— EXERCISE OBJECTIVE —
From the listing below, extract every line in which the word "omnes" appears.

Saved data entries
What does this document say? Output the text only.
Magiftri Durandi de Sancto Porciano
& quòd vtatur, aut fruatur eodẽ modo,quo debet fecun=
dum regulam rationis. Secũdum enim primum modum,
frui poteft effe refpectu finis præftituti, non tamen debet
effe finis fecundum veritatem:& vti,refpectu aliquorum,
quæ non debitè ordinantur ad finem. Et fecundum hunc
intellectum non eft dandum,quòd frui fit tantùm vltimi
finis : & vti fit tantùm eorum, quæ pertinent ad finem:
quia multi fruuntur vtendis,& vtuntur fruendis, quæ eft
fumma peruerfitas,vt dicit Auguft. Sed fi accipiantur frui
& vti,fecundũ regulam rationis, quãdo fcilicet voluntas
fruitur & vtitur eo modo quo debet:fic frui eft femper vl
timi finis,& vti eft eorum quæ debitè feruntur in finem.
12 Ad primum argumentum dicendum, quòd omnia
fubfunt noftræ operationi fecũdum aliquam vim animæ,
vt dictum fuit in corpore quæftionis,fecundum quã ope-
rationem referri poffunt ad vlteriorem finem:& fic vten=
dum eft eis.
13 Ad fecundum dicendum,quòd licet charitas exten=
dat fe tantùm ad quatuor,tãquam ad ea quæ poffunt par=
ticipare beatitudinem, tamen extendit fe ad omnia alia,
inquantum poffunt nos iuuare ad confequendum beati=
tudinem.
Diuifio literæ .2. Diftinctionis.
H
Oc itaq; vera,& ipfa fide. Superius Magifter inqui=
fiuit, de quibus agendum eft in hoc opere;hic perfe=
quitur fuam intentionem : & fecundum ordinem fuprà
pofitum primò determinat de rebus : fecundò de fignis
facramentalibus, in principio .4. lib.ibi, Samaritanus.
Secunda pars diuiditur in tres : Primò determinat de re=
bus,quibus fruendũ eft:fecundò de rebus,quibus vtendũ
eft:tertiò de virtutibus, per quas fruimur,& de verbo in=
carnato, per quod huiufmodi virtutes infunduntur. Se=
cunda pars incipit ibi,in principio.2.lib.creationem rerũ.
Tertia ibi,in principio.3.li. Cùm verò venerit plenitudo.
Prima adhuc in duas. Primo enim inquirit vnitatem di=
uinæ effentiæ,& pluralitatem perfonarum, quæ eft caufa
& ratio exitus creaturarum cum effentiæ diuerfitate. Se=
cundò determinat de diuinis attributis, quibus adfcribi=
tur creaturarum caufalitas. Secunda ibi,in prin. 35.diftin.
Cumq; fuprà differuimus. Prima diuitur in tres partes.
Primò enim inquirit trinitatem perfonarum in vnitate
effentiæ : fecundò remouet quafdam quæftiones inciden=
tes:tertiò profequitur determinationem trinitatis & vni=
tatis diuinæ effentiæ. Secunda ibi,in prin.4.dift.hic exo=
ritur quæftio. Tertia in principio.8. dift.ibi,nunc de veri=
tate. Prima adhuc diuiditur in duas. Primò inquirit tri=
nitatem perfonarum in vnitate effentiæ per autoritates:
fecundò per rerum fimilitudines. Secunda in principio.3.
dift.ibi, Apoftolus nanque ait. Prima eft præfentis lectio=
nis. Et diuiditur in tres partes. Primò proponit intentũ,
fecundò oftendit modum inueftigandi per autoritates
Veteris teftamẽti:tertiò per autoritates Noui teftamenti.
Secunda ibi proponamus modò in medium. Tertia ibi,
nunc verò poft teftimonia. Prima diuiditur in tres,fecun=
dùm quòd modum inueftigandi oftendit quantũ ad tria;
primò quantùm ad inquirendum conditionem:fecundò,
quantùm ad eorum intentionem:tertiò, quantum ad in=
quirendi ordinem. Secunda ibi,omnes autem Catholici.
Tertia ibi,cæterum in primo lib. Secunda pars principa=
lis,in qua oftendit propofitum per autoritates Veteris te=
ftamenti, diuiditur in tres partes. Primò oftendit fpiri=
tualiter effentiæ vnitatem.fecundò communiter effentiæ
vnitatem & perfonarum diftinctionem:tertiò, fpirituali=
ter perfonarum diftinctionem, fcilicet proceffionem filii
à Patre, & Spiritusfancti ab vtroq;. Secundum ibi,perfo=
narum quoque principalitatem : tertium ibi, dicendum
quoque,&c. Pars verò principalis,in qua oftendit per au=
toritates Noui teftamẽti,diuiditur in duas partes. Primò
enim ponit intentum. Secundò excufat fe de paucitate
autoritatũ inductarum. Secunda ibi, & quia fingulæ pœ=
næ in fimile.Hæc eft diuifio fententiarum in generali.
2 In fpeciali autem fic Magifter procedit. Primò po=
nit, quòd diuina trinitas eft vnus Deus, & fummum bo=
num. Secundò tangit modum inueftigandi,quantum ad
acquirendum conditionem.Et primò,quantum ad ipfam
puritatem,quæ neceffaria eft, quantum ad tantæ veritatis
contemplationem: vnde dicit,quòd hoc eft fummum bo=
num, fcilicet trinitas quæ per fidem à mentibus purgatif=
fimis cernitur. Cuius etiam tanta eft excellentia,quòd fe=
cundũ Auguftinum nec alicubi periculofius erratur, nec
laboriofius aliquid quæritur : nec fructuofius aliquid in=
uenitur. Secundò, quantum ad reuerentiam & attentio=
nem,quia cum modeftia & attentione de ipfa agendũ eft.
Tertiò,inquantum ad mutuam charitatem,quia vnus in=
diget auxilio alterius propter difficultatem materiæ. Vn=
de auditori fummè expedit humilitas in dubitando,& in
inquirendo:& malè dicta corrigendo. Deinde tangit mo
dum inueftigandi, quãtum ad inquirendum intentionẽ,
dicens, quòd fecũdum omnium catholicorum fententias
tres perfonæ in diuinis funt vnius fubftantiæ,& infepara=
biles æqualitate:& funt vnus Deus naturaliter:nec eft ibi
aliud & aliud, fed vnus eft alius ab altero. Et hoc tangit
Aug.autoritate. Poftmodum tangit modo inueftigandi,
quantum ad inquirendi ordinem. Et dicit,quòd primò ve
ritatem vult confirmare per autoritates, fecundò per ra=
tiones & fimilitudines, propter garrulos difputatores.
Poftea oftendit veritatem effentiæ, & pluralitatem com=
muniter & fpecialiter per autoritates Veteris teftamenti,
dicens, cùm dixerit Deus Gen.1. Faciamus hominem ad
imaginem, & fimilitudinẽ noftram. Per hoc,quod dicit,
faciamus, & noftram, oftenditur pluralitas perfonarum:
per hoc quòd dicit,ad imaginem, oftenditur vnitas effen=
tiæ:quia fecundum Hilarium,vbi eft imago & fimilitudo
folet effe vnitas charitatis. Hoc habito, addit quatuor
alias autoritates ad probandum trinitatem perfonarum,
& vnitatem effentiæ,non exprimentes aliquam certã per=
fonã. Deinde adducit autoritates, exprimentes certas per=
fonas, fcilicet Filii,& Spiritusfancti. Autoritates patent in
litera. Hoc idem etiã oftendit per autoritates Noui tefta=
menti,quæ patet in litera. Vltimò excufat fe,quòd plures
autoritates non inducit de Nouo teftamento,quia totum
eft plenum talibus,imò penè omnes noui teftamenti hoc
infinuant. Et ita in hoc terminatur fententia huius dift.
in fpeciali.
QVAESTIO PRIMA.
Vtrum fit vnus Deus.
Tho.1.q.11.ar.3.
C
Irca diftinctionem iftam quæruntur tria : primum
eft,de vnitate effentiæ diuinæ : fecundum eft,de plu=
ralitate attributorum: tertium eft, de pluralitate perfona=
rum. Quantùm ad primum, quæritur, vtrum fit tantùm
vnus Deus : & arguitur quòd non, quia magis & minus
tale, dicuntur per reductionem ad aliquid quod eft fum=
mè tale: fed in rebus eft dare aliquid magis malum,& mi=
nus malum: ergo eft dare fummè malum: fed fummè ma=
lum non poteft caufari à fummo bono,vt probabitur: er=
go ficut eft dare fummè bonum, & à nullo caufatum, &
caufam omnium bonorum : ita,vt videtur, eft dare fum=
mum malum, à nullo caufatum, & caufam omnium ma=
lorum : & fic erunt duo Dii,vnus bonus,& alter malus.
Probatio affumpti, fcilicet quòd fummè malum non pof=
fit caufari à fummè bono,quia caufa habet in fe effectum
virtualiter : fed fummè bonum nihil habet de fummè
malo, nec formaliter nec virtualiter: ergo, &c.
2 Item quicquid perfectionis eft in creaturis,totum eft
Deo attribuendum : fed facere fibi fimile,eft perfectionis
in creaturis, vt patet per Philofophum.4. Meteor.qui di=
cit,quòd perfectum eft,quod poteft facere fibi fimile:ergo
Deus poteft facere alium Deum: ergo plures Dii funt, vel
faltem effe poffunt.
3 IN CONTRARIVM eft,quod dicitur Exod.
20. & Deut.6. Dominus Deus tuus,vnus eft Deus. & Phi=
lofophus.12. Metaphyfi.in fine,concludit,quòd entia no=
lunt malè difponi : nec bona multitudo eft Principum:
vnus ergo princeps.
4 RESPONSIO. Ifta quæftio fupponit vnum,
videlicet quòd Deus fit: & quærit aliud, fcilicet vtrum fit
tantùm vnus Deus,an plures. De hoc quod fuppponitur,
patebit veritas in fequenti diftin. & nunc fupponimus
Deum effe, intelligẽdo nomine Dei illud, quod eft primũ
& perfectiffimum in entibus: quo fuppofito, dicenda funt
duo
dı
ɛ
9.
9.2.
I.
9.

— OUTPUT BELOW —
quirendi ordinem. Secunda ibi,omnes autem Catholici.
eft plenum talibus,imò penè omnes noui teftamenti hoc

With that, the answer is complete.